** start of Records shown **

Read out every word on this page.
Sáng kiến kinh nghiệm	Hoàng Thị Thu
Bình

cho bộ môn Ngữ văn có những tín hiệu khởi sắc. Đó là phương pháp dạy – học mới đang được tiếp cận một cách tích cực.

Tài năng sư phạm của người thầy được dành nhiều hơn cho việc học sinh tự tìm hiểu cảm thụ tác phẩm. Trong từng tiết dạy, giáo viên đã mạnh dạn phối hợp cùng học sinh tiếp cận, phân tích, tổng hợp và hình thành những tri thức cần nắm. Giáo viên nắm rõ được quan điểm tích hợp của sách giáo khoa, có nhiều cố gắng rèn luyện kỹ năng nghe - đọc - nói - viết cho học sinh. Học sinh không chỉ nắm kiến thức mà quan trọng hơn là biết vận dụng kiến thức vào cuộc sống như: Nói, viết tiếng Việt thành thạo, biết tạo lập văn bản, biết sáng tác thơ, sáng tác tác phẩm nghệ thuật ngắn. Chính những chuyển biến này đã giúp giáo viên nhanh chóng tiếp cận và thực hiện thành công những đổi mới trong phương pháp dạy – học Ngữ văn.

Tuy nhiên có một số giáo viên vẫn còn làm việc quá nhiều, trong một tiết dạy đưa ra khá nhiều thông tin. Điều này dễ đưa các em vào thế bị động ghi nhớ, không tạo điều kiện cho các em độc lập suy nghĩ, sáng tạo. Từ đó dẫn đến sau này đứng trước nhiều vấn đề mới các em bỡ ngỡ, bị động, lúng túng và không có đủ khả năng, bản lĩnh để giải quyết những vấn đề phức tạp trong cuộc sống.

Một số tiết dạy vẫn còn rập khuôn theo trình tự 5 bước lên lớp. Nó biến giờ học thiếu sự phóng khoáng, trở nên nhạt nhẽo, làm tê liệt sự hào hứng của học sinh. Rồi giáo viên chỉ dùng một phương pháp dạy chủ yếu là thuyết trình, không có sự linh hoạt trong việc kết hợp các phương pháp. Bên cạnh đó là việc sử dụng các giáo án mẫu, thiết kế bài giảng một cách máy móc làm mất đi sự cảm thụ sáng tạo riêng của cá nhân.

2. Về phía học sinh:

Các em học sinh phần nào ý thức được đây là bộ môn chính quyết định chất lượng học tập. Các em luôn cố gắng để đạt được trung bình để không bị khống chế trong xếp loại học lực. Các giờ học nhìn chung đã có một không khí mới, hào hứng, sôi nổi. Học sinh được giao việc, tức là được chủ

** end of Records shown **

Your objective:
Pick out each line containing the string "phương" and copy it.

Exercise answer:
cho bộ môn Ngữ văn có những tín hiệu khởi sắc. Đó là phương pháp dạy – học mới đang được tiếp cận một cách tích cực.
Tài năng sư phạm của người thầy được dành nhiều hơn cho việc học sinh tự tìm hiểu cảm thụ tác phẩm. Trong từng tiết dạy, giáo viên đã mạnh dạn phối hợp cùng học sinh tiếp cận, phân tích, tổng hợp và hình thành những tri thức cần nắm. Giáo viên nắm rõ được quan điểm tích hợp của sách giáo khoa, có nhiều cố gắng rèn luyện kỹ năng nghe - đọc - nói - viết cho học sinh. Học sinh không chỉ nắm kiến thức mà quan trọng hơn là biết vận dụng kiến thức vào cuộc sống như: Nói, viết tiếng Việt thành thạo, biết tạo lập văn bản, biết sáng tác thơ, sáng tác tác phẩm nghệ thuật ngắn. Chính những chuyển biến này đã giúp giáo viên nhanh chóng tiếp cận và thực hiện thành công những đổi mới trong phương pháp dạy – học Ngữ văn.
Một số tiết dạy vẫn còn rập khuôn theo trình tự 5 bước lên lớp. Nó biến giờ học thiếu sự phóng khoáng, trở nên nhạt nhẽo, làm tê liệt sự hào hứng của học sinh. Rồi giáo viên chỉ dùng một phương pháp dạy chủ yếu là thuyết trình, không có sự linh hoạt trong việc kết hợp các phương pháp. Bên cạnh đó là việc sử dụng các giáo án mẫu, thiết kế bài giảng một cách máy móc làm mất đi sự cảm thụ sáng tạo riêng của cá nhân.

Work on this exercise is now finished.